- Description of the task
Copy all lines that contain the word "RAZÓN".

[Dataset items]
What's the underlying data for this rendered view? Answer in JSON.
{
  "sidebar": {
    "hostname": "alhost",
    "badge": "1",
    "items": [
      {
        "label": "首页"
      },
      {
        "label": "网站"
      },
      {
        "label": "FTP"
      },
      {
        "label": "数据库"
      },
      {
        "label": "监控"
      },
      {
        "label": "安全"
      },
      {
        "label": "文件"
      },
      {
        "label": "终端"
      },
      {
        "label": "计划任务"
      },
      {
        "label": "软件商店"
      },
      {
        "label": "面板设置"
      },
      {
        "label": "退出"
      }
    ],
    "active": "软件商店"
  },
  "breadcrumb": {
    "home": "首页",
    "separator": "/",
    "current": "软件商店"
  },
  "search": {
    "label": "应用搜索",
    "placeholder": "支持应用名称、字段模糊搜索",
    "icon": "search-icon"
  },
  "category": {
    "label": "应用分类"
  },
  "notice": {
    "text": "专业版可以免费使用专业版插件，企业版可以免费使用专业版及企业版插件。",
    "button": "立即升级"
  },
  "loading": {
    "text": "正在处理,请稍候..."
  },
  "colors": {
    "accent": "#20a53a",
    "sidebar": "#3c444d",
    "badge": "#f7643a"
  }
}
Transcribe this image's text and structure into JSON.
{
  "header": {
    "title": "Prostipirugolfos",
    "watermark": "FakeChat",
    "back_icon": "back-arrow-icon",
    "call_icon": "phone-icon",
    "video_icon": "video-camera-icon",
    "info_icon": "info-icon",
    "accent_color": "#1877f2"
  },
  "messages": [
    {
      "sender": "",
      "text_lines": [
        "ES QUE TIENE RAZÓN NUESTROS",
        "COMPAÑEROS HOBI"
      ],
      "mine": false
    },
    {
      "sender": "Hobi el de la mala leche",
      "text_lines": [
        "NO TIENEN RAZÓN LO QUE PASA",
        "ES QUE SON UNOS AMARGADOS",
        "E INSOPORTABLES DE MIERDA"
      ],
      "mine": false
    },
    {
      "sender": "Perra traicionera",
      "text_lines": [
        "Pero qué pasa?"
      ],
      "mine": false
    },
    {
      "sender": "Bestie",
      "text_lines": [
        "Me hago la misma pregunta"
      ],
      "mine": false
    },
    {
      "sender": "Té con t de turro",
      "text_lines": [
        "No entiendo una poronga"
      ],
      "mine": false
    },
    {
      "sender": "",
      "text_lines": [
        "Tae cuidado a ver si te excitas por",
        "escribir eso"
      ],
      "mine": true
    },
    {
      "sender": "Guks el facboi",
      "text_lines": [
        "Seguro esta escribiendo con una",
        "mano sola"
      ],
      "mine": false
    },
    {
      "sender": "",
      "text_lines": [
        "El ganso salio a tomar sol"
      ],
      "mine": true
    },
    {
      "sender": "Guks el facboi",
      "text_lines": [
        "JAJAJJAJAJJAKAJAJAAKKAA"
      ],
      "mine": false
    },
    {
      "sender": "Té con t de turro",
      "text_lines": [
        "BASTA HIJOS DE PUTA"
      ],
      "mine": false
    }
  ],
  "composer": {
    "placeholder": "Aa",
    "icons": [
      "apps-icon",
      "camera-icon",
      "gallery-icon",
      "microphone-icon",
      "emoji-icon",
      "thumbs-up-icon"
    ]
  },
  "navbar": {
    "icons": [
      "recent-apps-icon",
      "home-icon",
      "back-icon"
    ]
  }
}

- Answer
        "ES QUE TIENE RAZÓN NUESTROS",
        "NO TIENEN RAZÓN LO QUE PASA",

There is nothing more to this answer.